### Short problem
Please copy out the records below verbatim, every one of them.

─── Listed records ───

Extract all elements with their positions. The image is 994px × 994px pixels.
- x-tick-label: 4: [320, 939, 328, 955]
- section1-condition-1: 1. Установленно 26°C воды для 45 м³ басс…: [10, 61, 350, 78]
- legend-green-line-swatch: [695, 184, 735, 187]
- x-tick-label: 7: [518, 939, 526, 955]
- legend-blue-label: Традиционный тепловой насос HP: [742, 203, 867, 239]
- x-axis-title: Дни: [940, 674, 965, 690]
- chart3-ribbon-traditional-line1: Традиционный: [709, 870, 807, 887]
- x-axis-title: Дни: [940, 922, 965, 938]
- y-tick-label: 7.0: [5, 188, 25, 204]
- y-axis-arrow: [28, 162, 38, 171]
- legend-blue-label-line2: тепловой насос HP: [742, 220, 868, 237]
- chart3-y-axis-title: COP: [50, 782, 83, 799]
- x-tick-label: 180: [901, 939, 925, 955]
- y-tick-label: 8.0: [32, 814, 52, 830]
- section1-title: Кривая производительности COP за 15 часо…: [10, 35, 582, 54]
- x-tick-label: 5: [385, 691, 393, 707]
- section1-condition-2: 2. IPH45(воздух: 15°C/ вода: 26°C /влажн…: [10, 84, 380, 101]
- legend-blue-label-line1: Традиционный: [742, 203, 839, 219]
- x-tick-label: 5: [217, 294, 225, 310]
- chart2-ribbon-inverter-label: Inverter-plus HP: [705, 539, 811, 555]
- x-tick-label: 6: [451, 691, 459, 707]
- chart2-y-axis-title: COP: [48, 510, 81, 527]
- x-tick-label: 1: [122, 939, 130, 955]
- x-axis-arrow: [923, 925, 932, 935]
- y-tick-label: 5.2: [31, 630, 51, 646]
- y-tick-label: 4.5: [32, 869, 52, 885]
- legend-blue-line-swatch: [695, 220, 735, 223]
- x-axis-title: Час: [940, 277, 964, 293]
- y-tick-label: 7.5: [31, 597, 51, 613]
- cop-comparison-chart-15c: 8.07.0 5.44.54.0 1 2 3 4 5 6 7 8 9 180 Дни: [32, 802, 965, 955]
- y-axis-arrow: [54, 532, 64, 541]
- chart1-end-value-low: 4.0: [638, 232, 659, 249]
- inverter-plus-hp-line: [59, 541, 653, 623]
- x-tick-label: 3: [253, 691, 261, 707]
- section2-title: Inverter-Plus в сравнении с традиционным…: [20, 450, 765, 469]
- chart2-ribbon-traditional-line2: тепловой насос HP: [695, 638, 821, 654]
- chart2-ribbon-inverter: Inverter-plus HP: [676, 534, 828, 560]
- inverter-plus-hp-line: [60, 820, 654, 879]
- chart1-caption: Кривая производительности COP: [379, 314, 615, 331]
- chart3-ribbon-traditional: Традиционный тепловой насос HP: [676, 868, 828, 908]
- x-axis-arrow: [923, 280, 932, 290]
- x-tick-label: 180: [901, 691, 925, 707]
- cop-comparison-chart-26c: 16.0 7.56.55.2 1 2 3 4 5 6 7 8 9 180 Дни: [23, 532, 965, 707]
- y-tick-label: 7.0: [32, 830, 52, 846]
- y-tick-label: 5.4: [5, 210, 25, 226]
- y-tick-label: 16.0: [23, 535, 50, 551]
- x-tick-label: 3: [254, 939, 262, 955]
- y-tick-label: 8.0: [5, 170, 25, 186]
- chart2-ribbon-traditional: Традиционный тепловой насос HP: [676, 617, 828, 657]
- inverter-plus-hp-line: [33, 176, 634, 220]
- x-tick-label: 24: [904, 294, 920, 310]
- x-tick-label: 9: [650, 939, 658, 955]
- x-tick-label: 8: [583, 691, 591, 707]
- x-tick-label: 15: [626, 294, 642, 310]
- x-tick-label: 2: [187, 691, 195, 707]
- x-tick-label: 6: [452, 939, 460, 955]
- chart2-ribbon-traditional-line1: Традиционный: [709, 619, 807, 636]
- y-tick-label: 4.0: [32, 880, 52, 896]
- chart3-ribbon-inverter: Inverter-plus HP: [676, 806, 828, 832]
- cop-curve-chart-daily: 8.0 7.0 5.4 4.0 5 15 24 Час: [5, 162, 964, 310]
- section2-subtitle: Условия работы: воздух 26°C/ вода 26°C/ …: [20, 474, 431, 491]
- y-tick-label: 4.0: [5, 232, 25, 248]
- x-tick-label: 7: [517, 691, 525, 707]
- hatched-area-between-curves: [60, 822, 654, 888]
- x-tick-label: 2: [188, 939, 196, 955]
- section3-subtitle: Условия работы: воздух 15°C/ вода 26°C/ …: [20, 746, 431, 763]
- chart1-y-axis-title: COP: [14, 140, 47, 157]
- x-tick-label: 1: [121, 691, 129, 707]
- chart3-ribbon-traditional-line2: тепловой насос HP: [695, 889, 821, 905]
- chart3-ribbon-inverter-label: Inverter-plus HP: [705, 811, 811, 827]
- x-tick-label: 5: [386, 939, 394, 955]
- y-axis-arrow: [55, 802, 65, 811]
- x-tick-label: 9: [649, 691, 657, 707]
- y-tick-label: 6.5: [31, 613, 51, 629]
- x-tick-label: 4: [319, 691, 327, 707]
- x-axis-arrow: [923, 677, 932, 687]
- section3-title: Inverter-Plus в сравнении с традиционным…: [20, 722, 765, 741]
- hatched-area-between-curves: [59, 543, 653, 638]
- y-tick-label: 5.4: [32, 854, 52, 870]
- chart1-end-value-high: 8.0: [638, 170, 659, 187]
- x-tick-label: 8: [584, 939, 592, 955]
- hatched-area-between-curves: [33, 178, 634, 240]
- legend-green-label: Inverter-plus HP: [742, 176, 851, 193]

───

### Output
Extract all elements with their positions. The image is 994px × 994px pixels.
- x-tick-label: 4: [320, 939, 328, 955]
- section1-condition-1: 1. Установленно 26°C воды для 45 м³ басс…: [10, 61, 350, 78]
- legend-green-line-swatch: [695, 184, 735, 187]
- x-tick-label: 7: [518, 939, 526, 955]
- legend-blue-label: Традиционный тепловой насос HP: [742, 203, 867, 239]
- x-axis-title: Дни: [940, 674, 965, 690]
- chart3-ribbon-traditional-line1: Традиционный: [709, 870, 807, 887]
- x-axis-title: Дни: [940, 922, 965, 938]
- y-tick-label: 7.0: [5, 188, 25, 204]
- y-axis-arrow: [28, 162, 38, 171]
- legend-blue-label-line2: тепловой насос HP: [742, 220, 868, 237]
- chart3-y-axis-title: COP: [50, 782, 83, 799]
- x-tick-label: 180: [901, 939, 925, 955]
- y-tick-label: 8.0: [32, 814, 52, 830]
- section1-title: Кривая производительности COP за 15 часо…: [10, 35, 582, 54]
- x-tick-label: 5: [385, 691, 393, 707]
- section1-condition-2: 2. IPH45(воздух: 15°C/ вода: 26°C /влажн…: [10, 84, 380, 101]
- legend-blue-label-line1: Традиционный: [742, 203, 839, 219]
- x-tick-label: 5: [217, 294, 225, 310]
- chart2-ribbon-inverter-label: Inverter-plus HP: [705, 539, 811, 555]
- x-tick-label: 6: [451, 691, 459, 707]
- chart2-y-axis-title: COP: [48, 510, 81, 527]
- x-tick-label: 1: [122, 939, 130, 955]
- x-axis-arrow: [923, 925, 932, 935]
- y-tick-label: 5.2: [31, 630, 51, 646]
- y-tick-label: 4.5: [32, 869, 52, 885]
- legend-blue-line-swatch: [695, 220, 735, 223]
- x-axis-title: Час: [940, 277, 964, 293]
- y-tick-label: 7.5: [31, 597, 51, 613]
- cop-comparison-chart-15c: 8.07.0 5.44.54.0 1 2 3 4 5 6 7 8 9 180 Дни: [32, 802, 965, 955]
- y-axis-arrow: [54, 532, 64, 541]
- chart1-end-value-low: 4.0: [638, 232, 659, 249]
- inverter-plus-hp-line: [59, 541, 653, 623]
- x-tick-label: 3: [253, 691, 261, 707]
- section2-title: Inverter-Plus в сравнении с традиционным…: [20, 450, 765, 469]
- chart2-ribbon-traditional-line2: тепловой насос HP: [695, 638, 821, 654]
- chart2-ribbon-inverter: Inverter-plus HP: [676, 534, 828, 560]
- inverter-plus-hp-line: [60, 820, 654, 879]
- chart1-caption: Кривая производительности COP: [379, 314, 615, 331]
- chart3-ribbon-traditional: Традиционный тепловой насос HP: [676, 868, 828, 908]
- x-axis-arrow: [923, 280, 932, 290]
- x-tick-label: 180: [901, 691, 925, 707]
- cop-comparison-chart-26c: 16.0 7.56.55.2 1 2 3 4 5 6 7 8 9 180 Дни: [23, 532, 965, 707]
- y-tick-label: 7.0: [32, 830, 52, 846]
- y-tick-label: 5.4: [5, 210, 25, 226]
- y-tick-label: 16.0: [23, 535, 50, 551]
- x-tick-label: 3: [254, 939, 262, 955]
- y-tick-label: 8.0: [5, 170, 25, 186]
- chart2-ribbon-traditional: Традиционный тепловой насос HP: [676, 617, 828, 657]
- inverter-plus-hp-line: [33, 176, 634, 220]
- x-tick-label: 24: [904, 294, 920, 310]
- x-tick-label: 9: [650, 939, 658, 955]
- x-tick-label: 8: [583, 691, 591, 707]
- x-tick-label: 15: [626, 294, 642, 310]
- x-tick-label: 2: [187, 691, 195, 707]
- x-tick-label: 6: [452, 939, 460, 955]
- chart2-ribbon-traditional-line1: Традиционный: [709, 619, 807, 636]
- y-tick-label: 4.0: [32, 880, 52, 896]
- chart3-ribbon-inverter: Inverter-plus HP: [676, 806, 828, 832]
- cop-curve-chart-daily: 8.0 7.0 5.4 4.0 5 15 24 Час: [5, 162, 964, 310]
- section2-subtitle: Условия работы: воздух 26°C/ вода 26°C/ …: [20, 474, 431, 491]
- y-tick-label: 4.0: [5, 232, 25, 248]
- x-tick-label: 7: [517, 691, 525, 707]
- hatched-area-between-curves: [60, 822, 654, 888]
- x-tick-label: 2: [188, 939, 196, 955]
- section3-subtitle: Условия работы: воздух 15°C/ вода 26°C/ …: [20, 746, 431, 763]
- chart1-y-axis-title: COP: [14, 140, 47, 157]
- x-tick-label: 1: [121, 691, 129, 707]
- chart3-ribbon-traditional-line2: тепловой насос HP: [695, 889, 821, 905]
- chart3-ribbon-inverter-label: Inverter-plus HP: [705, 811, 811, 827]
- x-tick-label: 5: [386, 939, 394, 955]
- y-axis-arrow: [55, 802, 65, 811]
- x-tick-label: 9: [649, 691, 657, 707]
- y-tick-label: 6.5: [31, 613, 51, 629]
- x-tick-label: 4: [319, 691, 327, 707]
- x-axis-arrow: [923, 677, 932, 687]
- section3-title: Inverter-Plus в сравнении с традиционным…: [20, 722, 765, 741]
- hatched-area-between-curves: [59, 543, 653, 638]
- y-tick-label: 5.4: [32, 854, 52, 870]
- chart1-end-value-high: 8.0: [638, 170, 659, 187]
- x-tick-label: 8: [584, 939, 592, 955]
- hatched-area-between-curves: [33, 178, 634, 240]
- legend-green-label: Inverter-plus HP: [742, 176, 851, 193]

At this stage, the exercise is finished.